■ **Exercise materials**
####################

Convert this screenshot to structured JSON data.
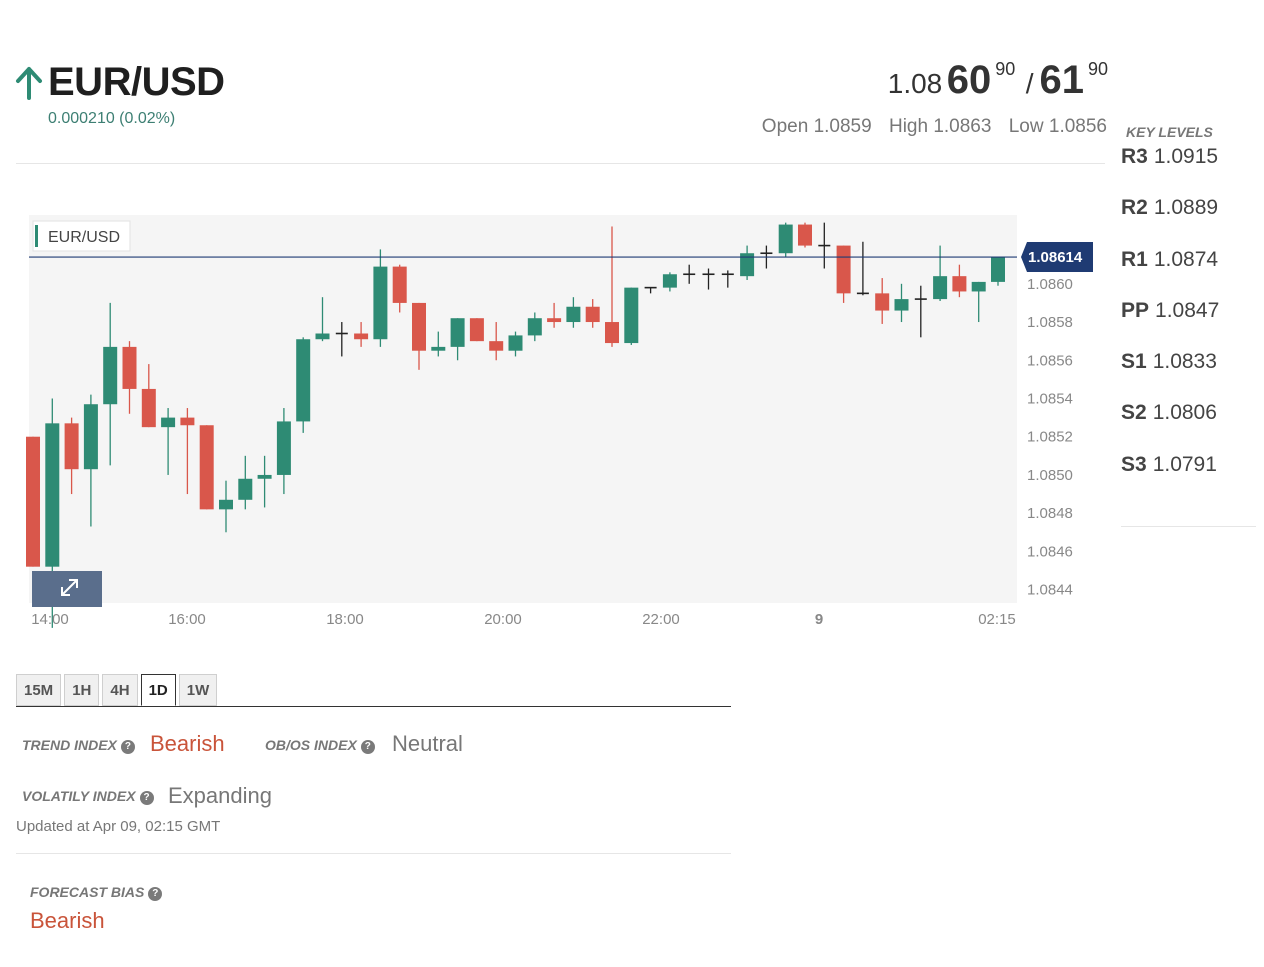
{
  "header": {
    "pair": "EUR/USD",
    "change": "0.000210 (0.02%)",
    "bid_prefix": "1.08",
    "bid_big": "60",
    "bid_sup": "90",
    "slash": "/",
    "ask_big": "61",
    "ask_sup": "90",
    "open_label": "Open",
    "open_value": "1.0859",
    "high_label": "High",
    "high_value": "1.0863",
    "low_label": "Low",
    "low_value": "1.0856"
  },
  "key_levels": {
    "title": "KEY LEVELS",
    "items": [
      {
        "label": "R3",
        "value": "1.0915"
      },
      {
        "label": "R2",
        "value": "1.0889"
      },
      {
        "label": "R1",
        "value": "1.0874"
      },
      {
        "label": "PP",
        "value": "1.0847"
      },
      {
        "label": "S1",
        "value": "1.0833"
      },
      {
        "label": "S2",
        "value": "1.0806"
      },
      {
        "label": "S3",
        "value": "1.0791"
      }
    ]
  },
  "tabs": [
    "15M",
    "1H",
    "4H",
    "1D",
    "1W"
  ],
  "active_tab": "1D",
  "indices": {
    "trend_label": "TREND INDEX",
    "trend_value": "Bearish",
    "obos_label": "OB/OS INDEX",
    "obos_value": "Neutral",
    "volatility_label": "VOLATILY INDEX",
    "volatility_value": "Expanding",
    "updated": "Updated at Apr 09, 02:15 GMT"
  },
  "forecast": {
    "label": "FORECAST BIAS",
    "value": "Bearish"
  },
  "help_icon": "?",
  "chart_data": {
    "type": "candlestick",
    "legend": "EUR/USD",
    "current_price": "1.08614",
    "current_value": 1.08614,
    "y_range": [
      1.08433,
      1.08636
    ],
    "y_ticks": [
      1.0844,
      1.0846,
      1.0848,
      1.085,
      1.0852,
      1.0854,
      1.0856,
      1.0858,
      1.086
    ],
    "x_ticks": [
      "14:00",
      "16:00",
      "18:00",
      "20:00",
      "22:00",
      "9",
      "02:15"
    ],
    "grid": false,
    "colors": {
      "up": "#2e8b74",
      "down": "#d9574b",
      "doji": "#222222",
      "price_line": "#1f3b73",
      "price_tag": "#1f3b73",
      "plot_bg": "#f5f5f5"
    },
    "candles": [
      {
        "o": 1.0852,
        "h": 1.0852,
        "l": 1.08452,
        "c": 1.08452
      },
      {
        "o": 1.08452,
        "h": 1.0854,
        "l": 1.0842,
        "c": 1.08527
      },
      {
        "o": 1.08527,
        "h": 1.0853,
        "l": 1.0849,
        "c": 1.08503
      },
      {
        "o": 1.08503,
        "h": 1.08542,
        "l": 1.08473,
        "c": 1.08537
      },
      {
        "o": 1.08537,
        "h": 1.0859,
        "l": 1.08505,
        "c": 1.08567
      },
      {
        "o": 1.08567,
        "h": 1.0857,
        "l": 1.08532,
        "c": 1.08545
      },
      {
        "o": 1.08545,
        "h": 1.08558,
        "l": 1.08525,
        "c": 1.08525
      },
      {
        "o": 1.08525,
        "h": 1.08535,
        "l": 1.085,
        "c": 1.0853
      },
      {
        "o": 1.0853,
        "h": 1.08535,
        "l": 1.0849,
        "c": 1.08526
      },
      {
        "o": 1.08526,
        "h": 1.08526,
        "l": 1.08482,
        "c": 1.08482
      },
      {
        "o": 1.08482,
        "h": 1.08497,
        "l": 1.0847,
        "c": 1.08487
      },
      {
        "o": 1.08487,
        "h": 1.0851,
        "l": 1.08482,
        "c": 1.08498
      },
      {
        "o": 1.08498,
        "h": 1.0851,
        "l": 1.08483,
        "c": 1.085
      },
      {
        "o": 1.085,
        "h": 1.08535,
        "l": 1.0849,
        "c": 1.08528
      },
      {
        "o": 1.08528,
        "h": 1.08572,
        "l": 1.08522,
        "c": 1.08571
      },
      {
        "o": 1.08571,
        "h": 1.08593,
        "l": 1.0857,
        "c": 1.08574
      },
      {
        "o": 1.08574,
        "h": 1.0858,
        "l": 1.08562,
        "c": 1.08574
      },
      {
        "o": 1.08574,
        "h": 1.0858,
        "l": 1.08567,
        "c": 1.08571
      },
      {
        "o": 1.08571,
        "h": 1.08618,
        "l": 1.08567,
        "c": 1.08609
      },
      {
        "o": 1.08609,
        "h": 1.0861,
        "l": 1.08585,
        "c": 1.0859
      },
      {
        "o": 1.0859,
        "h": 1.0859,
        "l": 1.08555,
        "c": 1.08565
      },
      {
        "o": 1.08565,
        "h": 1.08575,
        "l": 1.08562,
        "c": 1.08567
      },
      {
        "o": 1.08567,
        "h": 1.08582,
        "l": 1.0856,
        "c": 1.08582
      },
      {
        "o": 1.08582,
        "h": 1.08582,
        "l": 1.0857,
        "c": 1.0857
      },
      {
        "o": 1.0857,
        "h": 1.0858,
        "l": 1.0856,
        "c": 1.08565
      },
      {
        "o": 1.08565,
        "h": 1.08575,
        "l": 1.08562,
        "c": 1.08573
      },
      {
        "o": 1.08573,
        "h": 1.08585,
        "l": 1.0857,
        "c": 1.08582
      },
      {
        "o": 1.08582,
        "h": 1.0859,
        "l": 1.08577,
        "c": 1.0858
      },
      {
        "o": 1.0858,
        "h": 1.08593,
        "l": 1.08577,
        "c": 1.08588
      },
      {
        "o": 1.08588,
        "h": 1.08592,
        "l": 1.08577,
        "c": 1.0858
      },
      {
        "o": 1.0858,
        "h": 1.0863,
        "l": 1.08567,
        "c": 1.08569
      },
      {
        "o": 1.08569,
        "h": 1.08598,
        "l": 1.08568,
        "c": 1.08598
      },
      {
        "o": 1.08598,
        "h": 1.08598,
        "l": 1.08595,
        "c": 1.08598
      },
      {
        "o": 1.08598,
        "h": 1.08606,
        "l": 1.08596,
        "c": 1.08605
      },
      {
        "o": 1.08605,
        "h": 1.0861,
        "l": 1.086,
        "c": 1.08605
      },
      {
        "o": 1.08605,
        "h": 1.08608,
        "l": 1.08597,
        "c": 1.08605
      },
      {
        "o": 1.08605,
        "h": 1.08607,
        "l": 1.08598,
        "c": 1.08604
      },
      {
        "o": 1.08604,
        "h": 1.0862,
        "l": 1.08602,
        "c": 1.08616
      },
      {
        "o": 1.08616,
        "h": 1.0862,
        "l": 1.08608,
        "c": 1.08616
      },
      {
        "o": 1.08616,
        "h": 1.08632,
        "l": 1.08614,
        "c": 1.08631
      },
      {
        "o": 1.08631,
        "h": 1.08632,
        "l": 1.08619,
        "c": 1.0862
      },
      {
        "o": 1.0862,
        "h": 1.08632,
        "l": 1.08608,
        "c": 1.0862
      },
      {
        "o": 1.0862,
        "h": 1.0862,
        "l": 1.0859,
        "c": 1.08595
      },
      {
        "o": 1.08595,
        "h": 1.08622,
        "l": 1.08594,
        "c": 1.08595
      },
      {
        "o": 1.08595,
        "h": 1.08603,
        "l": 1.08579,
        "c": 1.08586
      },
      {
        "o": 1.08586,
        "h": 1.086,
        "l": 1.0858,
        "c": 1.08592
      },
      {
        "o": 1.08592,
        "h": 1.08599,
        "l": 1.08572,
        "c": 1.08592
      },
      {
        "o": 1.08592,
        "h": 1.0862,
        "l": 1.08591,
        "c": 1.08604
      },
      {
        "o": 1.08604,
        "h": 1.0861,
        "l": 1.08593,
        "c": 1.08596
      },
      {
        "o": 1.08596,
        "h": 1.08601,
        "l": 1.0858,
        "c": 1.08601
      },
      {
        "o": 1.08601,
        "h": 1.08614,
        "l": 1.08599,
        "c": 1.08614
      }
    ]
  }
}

####################

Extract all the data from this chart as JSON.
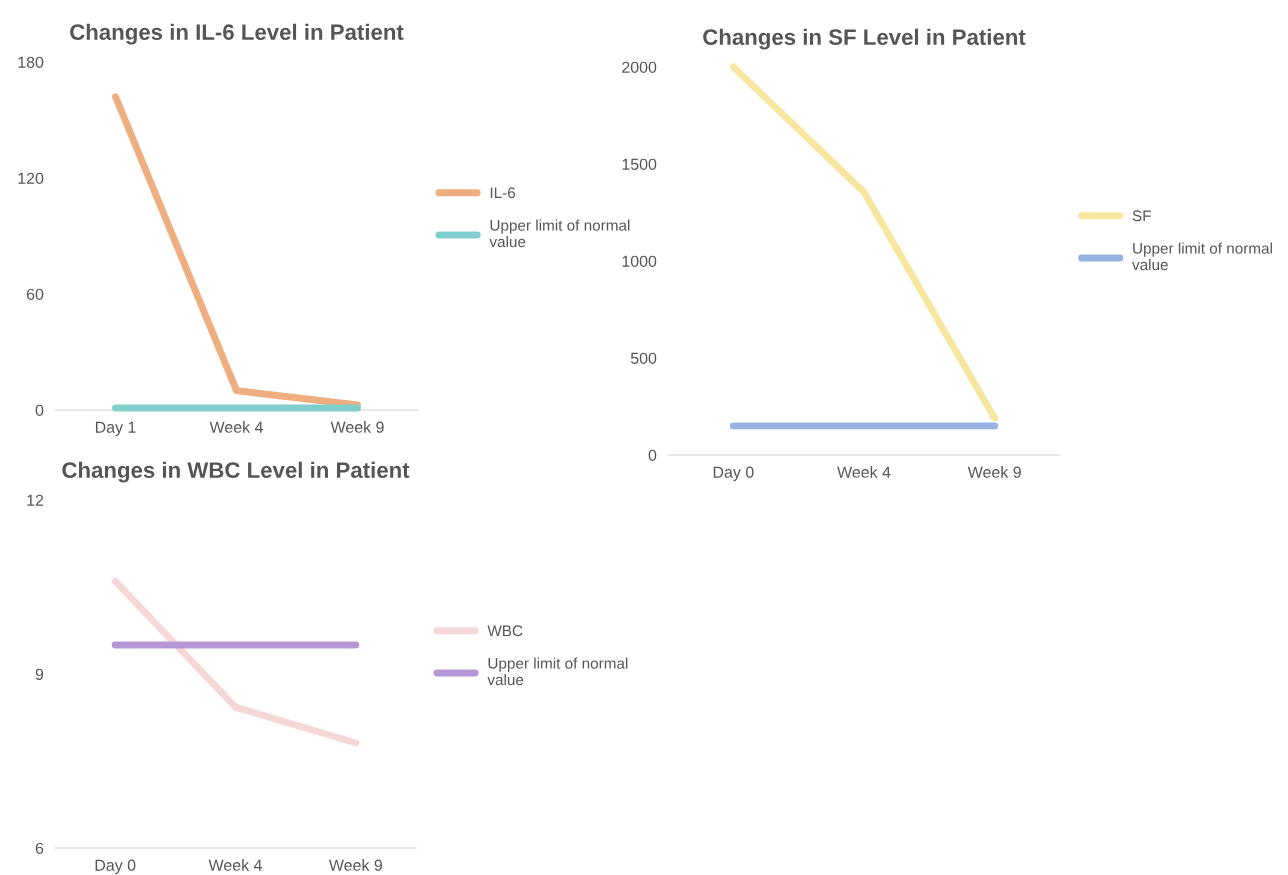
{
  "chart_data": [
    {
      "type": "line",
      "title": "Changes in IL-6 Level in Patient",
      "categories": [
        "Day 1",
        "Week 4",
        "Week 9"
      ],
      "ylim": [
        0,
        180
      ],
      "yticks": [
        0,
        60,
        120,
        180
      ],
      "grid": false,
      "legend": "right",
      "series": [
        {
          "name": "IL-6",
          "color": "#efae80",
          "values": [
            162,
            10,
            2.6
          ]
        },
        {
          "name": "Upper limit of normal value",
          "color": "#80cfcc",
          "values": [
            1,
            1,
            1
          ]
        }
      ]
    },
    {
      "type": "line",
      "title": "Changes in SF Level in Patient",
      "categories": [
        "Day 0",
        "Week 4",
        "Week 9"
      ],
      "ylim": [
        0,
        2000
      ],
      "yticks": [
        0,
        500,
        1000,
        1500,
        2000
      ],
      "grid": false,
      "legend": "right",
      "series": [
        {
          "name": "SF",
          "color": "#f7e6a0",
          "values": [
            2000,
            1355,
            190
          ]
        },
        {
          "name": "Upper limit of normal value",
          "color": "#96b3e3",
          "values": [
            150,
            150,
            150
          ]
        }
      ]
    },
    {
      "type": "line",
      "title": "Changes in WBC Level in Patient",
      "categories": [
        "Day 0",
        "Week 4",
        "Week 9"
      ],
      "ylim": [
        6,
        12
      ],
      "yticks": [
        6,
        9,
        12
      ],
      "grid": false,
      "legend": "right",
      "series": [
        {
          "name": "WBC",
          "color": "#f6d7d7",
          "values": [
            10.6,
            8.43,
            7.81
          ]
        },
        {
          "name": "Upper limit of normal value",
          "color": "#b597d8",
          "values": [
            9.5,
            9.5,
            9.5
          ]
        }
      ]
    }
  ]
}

####################

Select and copy each line from the data that includes the word "INDEX".

■ **Result for this exercise**
    "trend_label": "TREND INDEX",
    "obos_label": "OB/OS INDEX",
    "volatility_label": "VOLATILY INDEX",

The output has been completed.